> **OBJECTIVE**
Would you repeat the listing exactly but omit every picture?

___ SUPPLIED INFORMATION

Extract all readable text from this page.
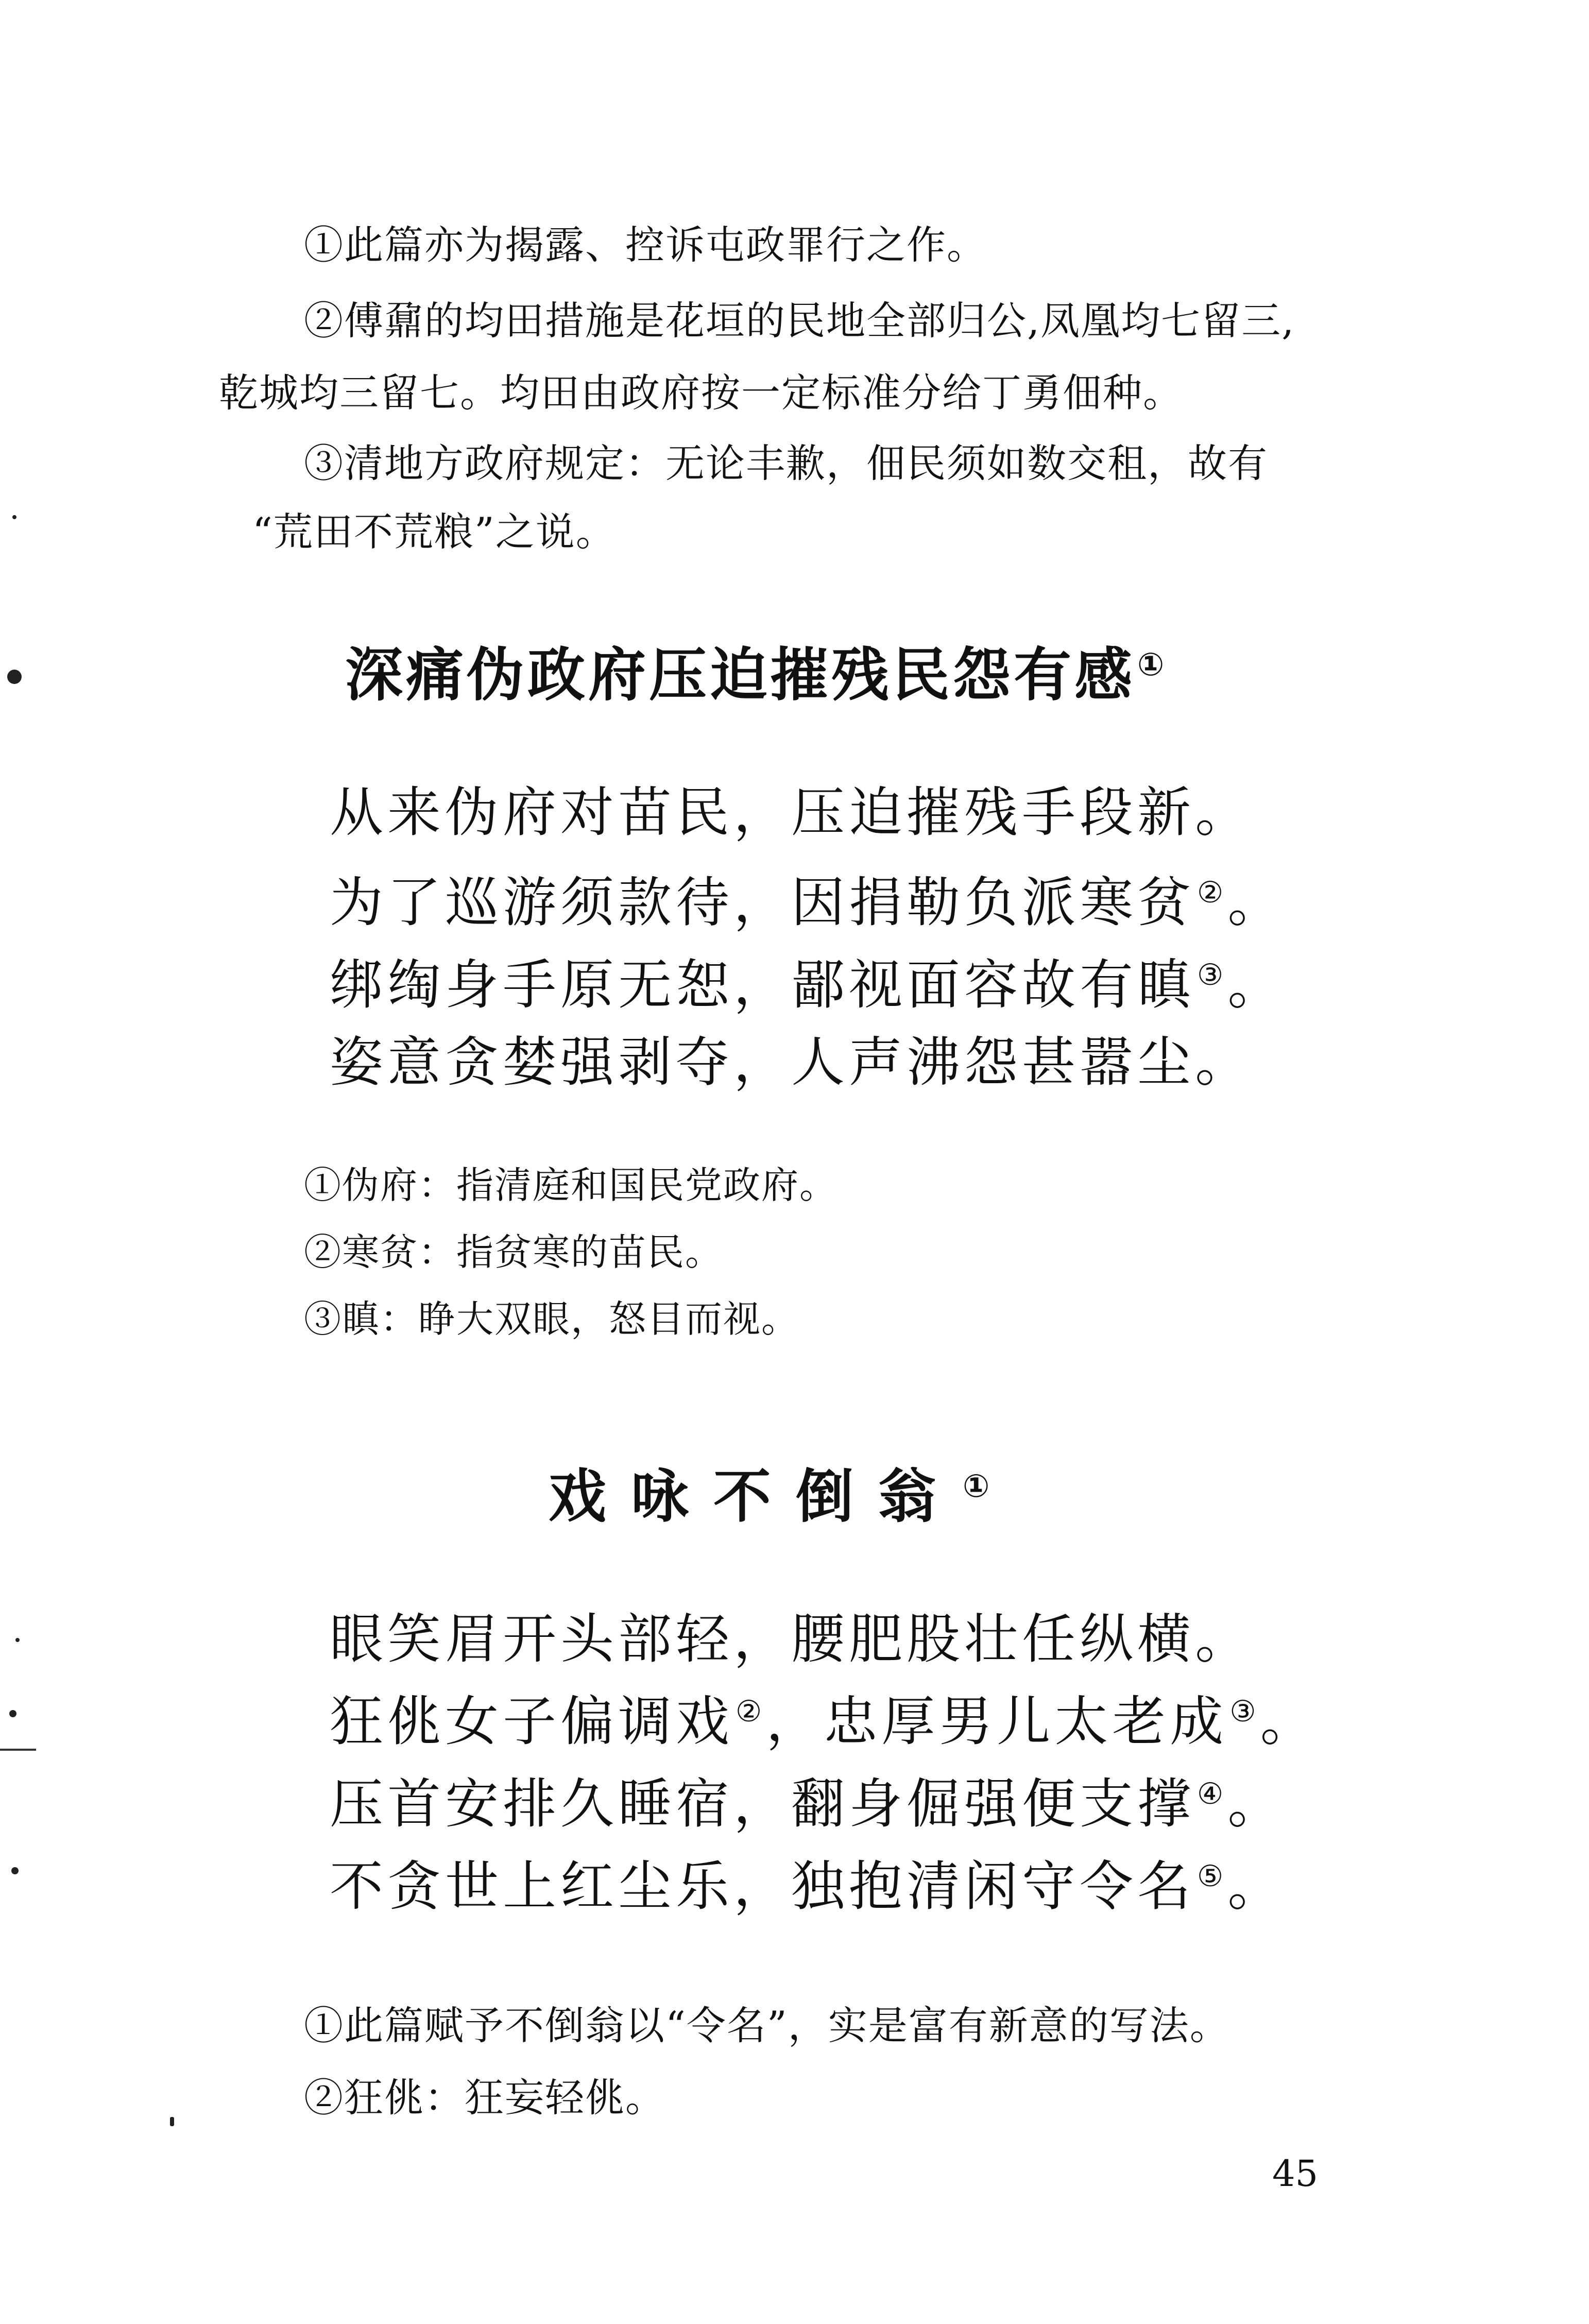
①此篇亦为揭露、控诉屯政罪行之作。
②傅鼐的均田措施是花垣的民地全部归公,凤凰均七留三,
乾城均三留七。均田由政府按一定标准分给丁勇佃种。
③清地方政府规定：无论丰歉，佃民须如数交租，故有
“荒田不荒粮”之说。
深痛伪政府压迫摧残民怨有感①
从来伪府对苗民，压迫摧残手段新。
为了巡游须款待，因捐勒负派寒贫②。
绑绹身手原无恕，鄙视面容故有瞋③。
姿意贪婪强剥夺，人声沸怨甚嚣尘。
①伪府：指清庭和国民党政府。
②寒贫：指贫寒的苗民。
③瞋：睁大双眼，怒目而视。
戏咏不倒翁①
眼笑眉开头部轻，腰肥股壮任纵横。
狂佻女子偏调戏②，忠厚男儿太老成③。
压首安排久睡宿，翻身倔强便支撑④。
不贪世上红尘乐，独抱清闲守令名⑤。
①此篇赋予不倒翁以“令名”，实是富有新意的写法。
②狂佻：狂妄轻佻。
45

______

> **REPLY TO THE EXERCISE**
Extract all readable text from this page.
①此篇亦为揭露、控诉屯政罪行之作。
②傅鼐的均田措施是花垣的民地全部归公,凤凰均七留三,
乾城均三留七。均田由政府按一定标准分给丁勇佃种。
③清地方政府规定：无论丰歉，佃民须如数交租，故有
“荒田不荒粮”之说。
深痛伪政府压迫摧残民怨有感①
从来伪府对苗民，压迫摧残手段新。
为了巡游须款待，因捐勒负派寒贫②。
绑绹身手原无恕，鄙视面容故有瞋③。
姿意贪婪强剥夺，人声沸怨甚嚣尘。
①伪府：指清庭和国民党政府。
②寒贫：指贫寒的苗民。
③瞋：睁大双眼，怒目而视。
戏咏不倒翁①
眼笑眉开头部轻，腰肥股壮任纵横。
狂佻女子偏调戏②，忠厚男儿太老成③。
压首安排久睡宿，翻身倔强便支撑④。
不贪世上红尘乐，独抱清闲守令名⑤。
①此篇赋予不倒翁以“令名”，实是富有新意的写法。
②狂佻：狂妄轻佻。
45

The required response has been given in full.